[Figure data in JSON]
(begin)
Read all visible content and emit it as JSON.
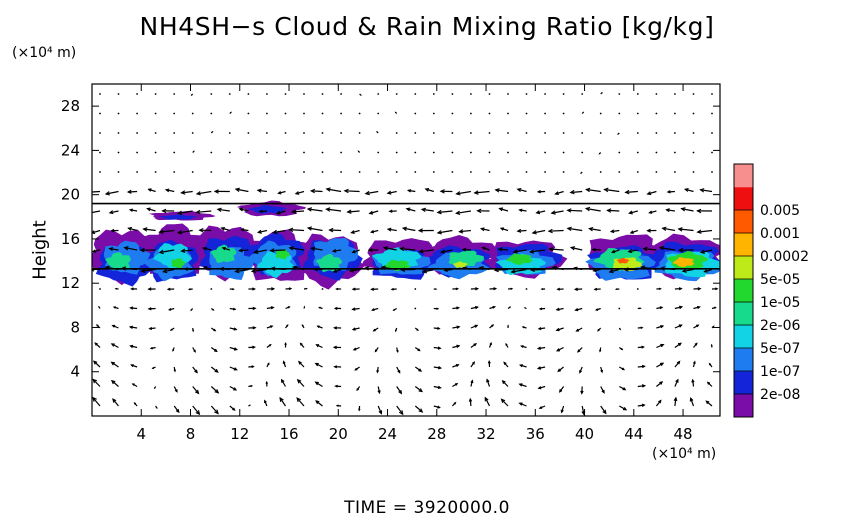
{
  "chart_data": {
    "type": "heatmap",
    "title": "NH4SH−s Cloud & Rain Mixing Ratio [kg/kg]",
    "ylabel": "Height",
    "x_unit": "(×10⁴ m)",
    "y_unit": "(×10⁴ m)",
    "xlim": [
      0,
      51
    ],
    "ylim": [
      0,
      30
    ],
    "x_ticks": [
      4,
      8,
      12,
      16,
      20,
      24,
      28,
      32,
      36,
      40,
      44,
      48
    ],
    "y_ticks": [
      4,
      8,
      12,
      16,
      20,
      24,
      28
    ],
    "colorbar": {
      "levels": [
        "2e-08",
        "1e-07",
        "5e-07",
        "2e-06",
        "1e-05",
        "5e-05",
        "0.0002",
        "0.001",
        "0.005"
      ],
      "colors": [
        "#7a0ca8",
        "#1424d8",
        "#1e7cf0",
        "#12d2e6",
        "#17da8c",
        "#22d82e",
        "#bdea18",
        "#ffb400",
        "#ff5a00",
        "#ee1010",
        "#f78f8f"
      ]
    },
    "overlay": "wind vectors",
    "regions": [
      {
        "x": [
          0.3,
          21.5
        ],
        "y": [
          12.3,
          16.8
        ],
        "peak": "1e-05"
      },
      {
        "x": [
          22.5,
          37.5
        ],
        "y": [
          12.6,
          15.8
        ],
        "peak": "5e-05"
      },
      {
        "x": [
          40.5,
          51
        ],
        "y": [
          12.4,
          16.0
        ],
        "peak": "0.001"
      },
      {
        "x": [
          5.0,
          9.0
        ],
        "y": [
          17.6,
          18.4
        ],
        "peak": "2e-08"
      },
      {
        "x": [
          12.5,
          16.5
        ],
        "y": [
          18.0,
          19.3
        ],
        "peak": "2e-08"
      }
    ],
    "reference_lines": [
      19.2,
      13.3
    ]
  },
  "footer": {
    "time_label": "TIME  =  3920000.0"
  }
}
(end)
Exercise goal:
List each line of the records that holds the string "peak".

Reply:
        "peak": "1e-05"
        "peak": "5e-05"
        "peak": "0.001"
        "peak": "2e-08"
        "peak": "2e-08"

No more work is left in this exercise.